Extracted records

========

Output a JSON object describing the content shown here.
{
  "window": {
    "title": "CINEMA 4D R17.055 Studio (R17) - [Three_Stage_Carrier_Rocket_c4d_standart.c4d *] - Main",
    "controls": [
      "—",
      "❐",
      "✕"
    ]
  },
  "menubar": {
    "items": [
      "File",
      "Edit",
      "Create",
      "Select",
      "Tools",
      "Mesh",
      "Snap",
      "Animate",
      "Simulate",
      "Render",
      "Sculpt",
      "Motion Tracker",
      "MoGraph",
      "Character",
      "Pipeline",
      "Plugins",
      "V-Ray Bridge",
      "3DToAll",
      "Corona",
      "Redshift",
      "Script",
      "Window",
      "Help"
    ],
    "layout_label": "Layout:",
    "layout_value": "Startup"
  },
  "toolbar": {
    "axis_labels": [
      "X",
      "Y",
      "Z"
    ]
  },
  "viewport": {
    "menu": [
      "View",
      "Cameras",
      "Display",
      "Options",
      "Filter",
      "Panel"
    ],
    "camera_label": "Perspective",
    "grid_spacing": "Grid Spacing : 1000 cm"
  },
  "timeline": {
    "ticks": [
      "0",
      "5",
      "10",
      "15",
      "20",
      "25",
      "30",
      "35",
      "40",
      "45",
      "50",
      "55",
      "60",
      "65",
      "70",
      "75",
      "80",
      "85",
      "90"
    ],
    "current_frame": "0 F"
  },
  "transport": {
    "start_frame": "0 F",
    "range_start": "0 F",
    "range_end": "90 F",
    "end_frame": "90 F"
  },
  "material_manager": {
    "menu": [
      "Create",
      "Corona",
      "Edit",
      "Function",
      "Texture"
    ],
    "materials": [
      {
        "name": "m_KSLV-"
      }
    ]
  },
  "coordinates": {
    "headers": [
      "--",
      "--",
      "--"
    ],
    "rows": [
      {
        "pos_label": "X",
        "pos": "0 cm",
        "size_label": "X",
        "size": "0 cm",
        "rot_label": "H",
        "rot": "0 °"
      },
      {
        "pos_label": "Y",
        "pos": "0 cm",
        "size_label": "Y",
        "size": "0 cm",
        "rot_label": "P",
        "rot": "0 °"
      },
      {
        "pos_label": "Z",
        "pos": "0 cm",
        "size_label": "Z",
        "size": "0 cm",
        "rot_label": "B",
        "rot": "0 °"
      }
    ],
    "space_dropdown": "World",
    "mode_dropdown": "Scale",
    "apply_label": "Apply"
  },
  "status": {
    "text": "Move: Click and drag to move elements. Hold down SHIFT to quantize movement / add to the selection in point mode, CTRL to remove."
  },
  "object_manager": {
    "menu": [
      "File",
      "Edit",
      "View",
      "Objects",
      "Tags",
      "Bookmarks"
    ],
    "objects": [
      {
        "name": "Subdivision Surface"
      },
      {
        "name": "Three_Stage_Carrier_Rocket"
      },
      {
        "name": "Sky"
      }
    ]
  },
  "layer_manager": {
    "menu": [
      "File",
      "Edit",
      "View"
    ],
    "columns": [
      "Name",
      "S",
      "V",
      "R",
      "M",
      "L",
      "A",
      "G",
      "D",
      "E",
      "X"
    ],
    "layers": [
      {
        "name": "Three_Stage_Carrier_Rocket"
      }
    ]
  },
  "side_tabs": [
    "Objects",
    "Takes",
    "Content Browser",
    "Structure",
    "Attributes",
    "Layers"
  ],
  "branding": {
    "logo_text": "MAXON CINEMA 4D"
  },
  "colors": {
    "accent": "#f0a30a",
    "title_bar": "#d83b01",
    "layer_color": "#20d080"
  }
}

========

Reproduce the entire listing word for word.

Exercise result
Output a JSON object describing the content shown here.
{
  "window": {
    "title": "CINEMA 4D R17.055 Studio (R17) - [Three_Stage_Carrier_Rocket_c4d_standart.c4d *] - Main",
    "controls": [
      "—",
      "❐",
      "✕"
    ]
  },
  "menubar": {
    "items": [
      "File",
      "Edit",
      "Create",
      "Select",
      "Tools",
      "Mesh",
      "Snap",
      "Animate",
      "Simulate",
      "Render",
      "Sculpt",
      "Motion Tracker",
      "MoGraph",
      "Character",
      "Pipeline",
      "Plugins",
      "V-Ray Bridge",
      "3DToAll",
      "Corona",
      "Redshift",
      "Script",
      "Window",
      "Help"
    ],
    "layout_label": "Layout:",
    "layout_value": "Startup"
  },
  "toolbar": {
    "axis_labels": [
      "X",
      "Y",
      "Z"
    ]
  },
  "viewport": {
    "menu": [
      "View",
      "Cameras",
      "Display",
      "Options",
      "Filter",
      "Panel"
    ],
    "camera_label": "Perspective",
    "grid_spacing": "Grid Spacing : 1000 cm"
  },
  "timeline": {
    "ticks": [
      "0",
      "5",
      "10",
      "15",
      "20",
      "25",
      "30",
      "35",
      "40",
      "45",
      "50",
      "55",
      "60",
      "65",
      "70",
      "75",
      "80",
      "85",
      "90"
    ],
    "current_frame": "0 F"
  },
  "transport": {
    "start_frame": "0 F",
    "range_start": "0 F",
    "range_end": "90 F",
    "end_frame": "90 F"
  },
  "material_manager": {
    "menu": [
      "Create",
      "Corona",
      "Edit",
      "Function",
      "Texture"
    ],
    "materials": [
      {
        "name": "m_KSLV-"
      }
    ]
  },
  "coordinates": {
    "headers": [
      "--",
      "--",
      "--"
    ],
    "rows": [
      {
        "pos_label": "X",
        "pos": "0 cm",
        "size_label": "X",
        "size": "0 cm",
        "rot_label": "H",
        "rot": "0 °"
      },
      {
        "pos_label": "Y",
        "pos": "0 cm",
        "size_label": "Y",
        "size": "0 cm",
        "rot_label": "P",
        "rot": "0 °"
      },
      {
        "pos_label": "Z",
        "pos": "0 cm",
        "size_label": "Z",
        "size": "0 cm",
        "rot_label": "B",
        "rot": "0 °"
      }
    ],
    "space_dropdown": "World",
    "mode_dropdown": "Scale",
    "apply_label": "Apply"
  },
  "status": {
    "text": "Move: Click and drag to move elements. Hold down SHIFT to quantize movement / add to the selection in point mode, CTRL to remove."
  },
  "object_manager": {
    "menu": [
      "File",
      "Edit",
      "View",
      "Objects",
      "Tags",
      "Bookmarks"
    ],
    "objects": [
      {
        "name": "Subdivision Surface"
      },
      {
        "name": "Three_Stage_Carrier_Rocket"
      },
      {
        "name": "Sky"
      }
    ]
  },
  "layer_manager": {
    "menu": [
      "File",
      "Edit",
      "View"
    ],
    "columns": [
      "Name",
      "S",
      "V",
      "R",
      "M",
      "L",
      "A",
      "G",
      "D",
      "E",
      "X"
    ],
    "layers": [
      {
        "name": "Three_Stage_Carrier_Rocket"
      }
    ]
  },
  "side_tabs": [
    "Objects",
    "Takes",
    "Content Browser",
    "Structure",
    "Attributes",
    "Layers"
  ],
  "branding": {
    "logo_text": "MAXON CINEMA 4D"
  },
  "colors": {
    "accent": "#f0a30a",
    "title_bar": "#d83b01",
    "layer_color": "#20d080"
  }
}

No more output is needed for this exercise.